* _Exercise brief_: Any pictures in the records below should be skipped; write out everything else exactly.

* _Data provided_:
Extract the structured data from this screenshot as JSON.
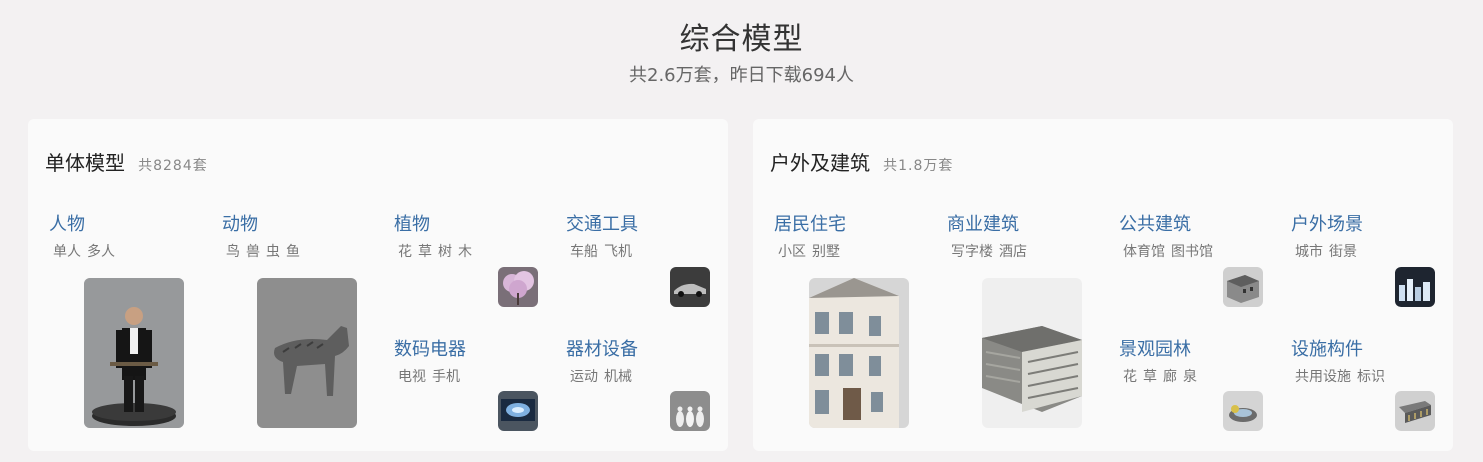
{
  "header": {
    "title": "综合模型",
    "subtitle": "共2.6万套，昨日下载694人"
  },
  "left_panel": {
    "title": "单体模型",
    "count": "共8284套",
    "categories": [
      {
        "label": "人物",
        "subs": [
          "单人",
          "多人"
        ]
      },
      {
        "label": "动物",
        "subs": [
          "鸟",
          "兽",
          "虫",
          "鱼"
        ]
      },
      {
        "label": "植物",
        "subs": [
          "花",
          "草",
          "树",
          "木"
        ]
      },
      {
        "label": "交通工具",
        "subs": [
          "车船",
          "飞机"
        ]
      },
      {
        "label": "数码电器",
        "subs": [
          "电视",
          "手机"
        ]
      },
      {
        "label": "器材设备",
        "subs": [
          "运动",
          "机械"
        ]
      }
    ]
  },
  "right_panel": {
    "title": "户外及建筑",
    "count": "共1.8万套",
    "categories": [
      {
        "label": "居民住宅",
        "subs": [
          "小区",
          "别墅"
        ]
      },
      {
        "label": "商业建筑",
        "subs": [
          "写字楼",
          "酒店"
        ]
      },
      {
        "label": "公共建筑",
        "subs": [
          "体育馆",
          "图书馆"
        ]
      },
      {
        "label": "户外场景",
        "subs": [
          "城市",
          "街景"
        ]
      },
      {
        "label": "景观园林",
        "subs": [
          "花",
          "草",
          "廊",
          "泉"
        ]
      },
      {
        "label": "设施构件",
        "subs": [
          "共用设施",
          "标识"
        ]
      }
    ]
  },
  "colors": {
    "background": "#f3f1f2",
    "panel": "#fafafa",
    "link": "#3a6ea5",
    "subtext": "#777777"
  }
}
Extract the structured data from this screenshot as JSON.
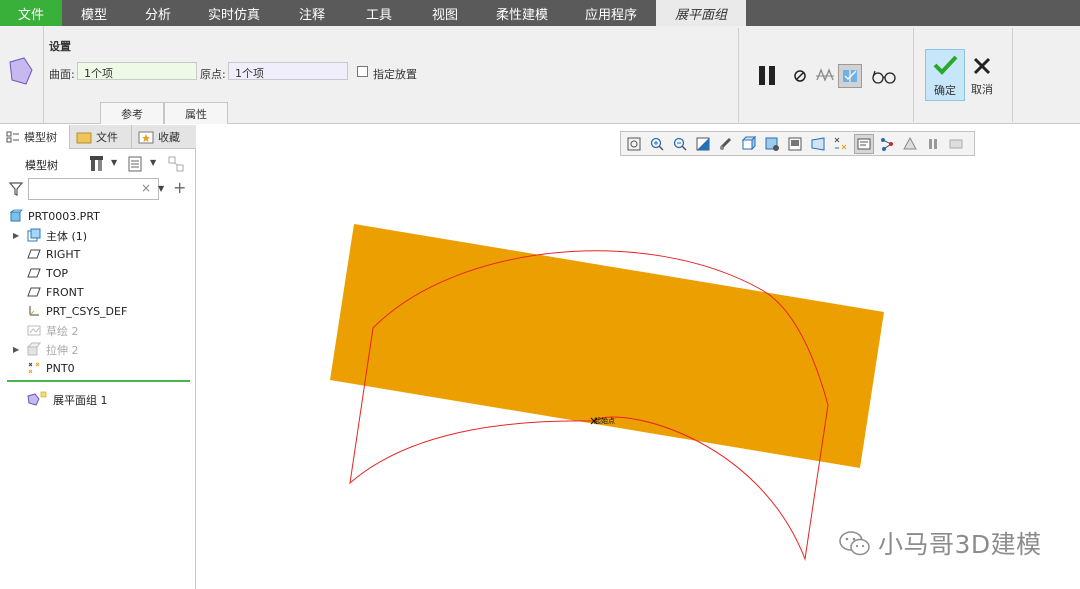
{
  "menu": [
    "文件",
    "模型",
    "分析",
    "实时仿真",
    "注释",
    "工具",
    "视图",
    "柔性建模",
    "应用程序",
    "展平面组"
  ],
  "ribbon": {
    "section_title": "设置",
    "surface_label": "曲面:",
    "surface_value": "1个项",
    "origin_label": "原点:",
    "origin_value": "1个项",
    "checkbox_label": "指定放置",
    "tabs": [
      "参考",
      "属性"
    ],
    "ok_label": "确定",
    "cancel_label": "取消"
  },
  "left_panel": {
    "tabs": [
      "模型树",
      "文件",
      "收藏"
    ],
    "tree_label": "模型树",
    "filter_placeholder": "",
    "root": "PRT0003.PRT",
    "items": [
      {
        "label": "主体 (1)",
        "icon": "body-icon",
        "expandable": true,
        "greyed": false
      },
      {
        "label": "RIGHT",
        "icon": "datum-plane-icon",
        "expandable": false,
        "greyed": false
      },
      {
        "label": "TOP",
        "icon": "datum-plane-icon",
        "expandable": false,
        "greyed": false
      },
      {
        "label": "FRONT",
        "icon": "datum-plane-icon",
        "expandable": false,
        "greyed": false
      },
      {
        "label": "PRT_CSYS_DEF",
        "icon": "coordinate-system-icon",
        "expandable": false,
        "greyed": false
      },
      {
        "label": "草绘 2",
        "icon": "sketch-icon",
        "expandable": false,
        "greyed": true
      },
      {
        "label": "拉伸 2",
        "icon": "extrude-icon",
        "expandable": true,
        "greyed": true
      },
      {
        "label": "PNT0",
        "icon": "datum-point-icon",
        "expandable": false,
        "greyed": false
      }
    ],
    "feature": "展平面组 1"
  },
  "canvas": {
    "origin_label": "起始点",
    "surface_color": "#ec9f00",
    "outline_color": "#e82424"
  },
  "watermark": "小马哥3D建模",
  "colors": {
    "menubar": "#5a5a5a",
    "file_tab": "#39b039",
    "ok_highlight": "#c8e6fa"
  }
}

* _Exercise response_:
Extract the structured data from this screenshot as JSON.
{
  "header": {
    "title": "综合模型",
    "subtitle": "共2.6万套，昨日下载694人"
  },
  "left_panel": {
    "title": "单体模型",
    "count": "共8284套",
    "categories": [
      {
        "label": "人物",
        "subs": [
          "单人",
          "多人"
        ]
      },
      {
        "label": "动物",
        "subs": [
          "鸟",
          "兽",
          "虫",
          "鱼"
        ]
      },
      {
        "label": "植物",
        "subs": [
          "花",
          "草",
          "树",
          "木"
        ]
      },
      {
        "label": "交通工具",
        "subs": [
          "车船",
          "飞机"
        ]
      },
      {
        "label": "数码电器",
        "subs": [
          "电视",
          "手机"
        ]
      },
      {
        "label": "器材设备",
        "subs": [
          "运动",
          "机械"
        ]
      }
    ]
  },
  "right_panel": {
    "title": "户外及建筑",
    "count": "共1.8万套",
    "categories": [
      {
        "label": "居民住宅",
        "subs": [
          "小区",
          "别墅"
        ]
      },
      {
        "label": "商业建筑",
        "subs": [
          "写字楼",
          "酒店"
        ]
      },
      {
        "label": "公共建筑",
        "subs": [
          "体育馆",
          "图书馆"
        ]
      },
      {
        "label": "户外场景",
        "subs": [
          "城市",
          "街景"
        ]
      },
      {
        "label": "景观园林",
        "subs": [
          "花",
          "草",
          "廊",
          "泉"
        ]
      },
      {
        "label": "设施构件",
        "subs": [
          "共用设施",
          "标识"
        ]
      }
    ]
  },
  "colors": {
    "background": "#f3f1f2",
    "panel": "#fafafa",
    "link": "#3a6ea5",
    "subtext": "#777777"
  }
}
Extract the structured data from this screenshot as JSON.
{
  "menu": [
    "文件",
    "模型",
    "分析",
    "实时仿真",
    "注释",
    "工具",
    "视图",
    "柔性建模",
    "应用程序",
    "展平面组"
  ],
  "ribbon": {
    "section_title": "设置",
    "surface_label": "曲面:",
    "surface_value": "1个项",
    "origin_label": "原点:",
    "origin_value": "1个项",
    "checkbox_label": "指定放置",
    "tabs": [
      "参考",
      "属性"
    ],
    "ok_label": "确定",
    "cancel_label": "取消"
  },
  "left_panel": {
    "tabs": [
      "模型树",
      "文件",
      "收藏"
    ],
    "tree_label": "模型树",
    "filter_placeholder": "",
    "root": "PRT0003.PRT",
    "items": [
      {
        "label": "主体 (1)",
        "icon": "body-icon",
        "expandable": true,
        "greyed": false
      },
      {
        "label": "RIGHT",
        "icon": "datum-plane-icon",
        "expandable": false,
        "greyed": false
      },
      {
        "label": "TOP",
        "icon": "datum-plane-icon",
        "expandable": false,
        "greyed": false
      },
      {
        "label": "FRONT",
        "icon": "datum-plane-icon",
        "expandable": false,
        "greyed": false
      },
      {
        "label": "PRT_CSYS_DEF",
        "icon": "coordinate-system-icon",
        "expandable": false,
        "greyed": false
      },
      {
        "label": "草绘 2",
        "icon": "sketch-icon",
        "expandable": false,
        "greyed": true
      },
      {
        "label": "拉伸 2",
        "icon": "extrude-icon",
        "expandable": true,
        "greyed": true
      },
      {
        "label": "PNT0",
        "icon": "datum-point-icon",
        "expandable": false,
        "greyed": false
      }
    ],
    "feature": "展平面组 1"
  },
  "canvas": {
    "origin_label": "起始点",
    "surface_color": "#ec9f00",
    "outline_color": "#e82424"
  },
  "watermark": "小马哥3D建模",
  "colors": {
    "menubar": "#5a5a5a",
    "file_tab": "#39b039",
    "ok_highlight": "#c8e6fa"
  }
}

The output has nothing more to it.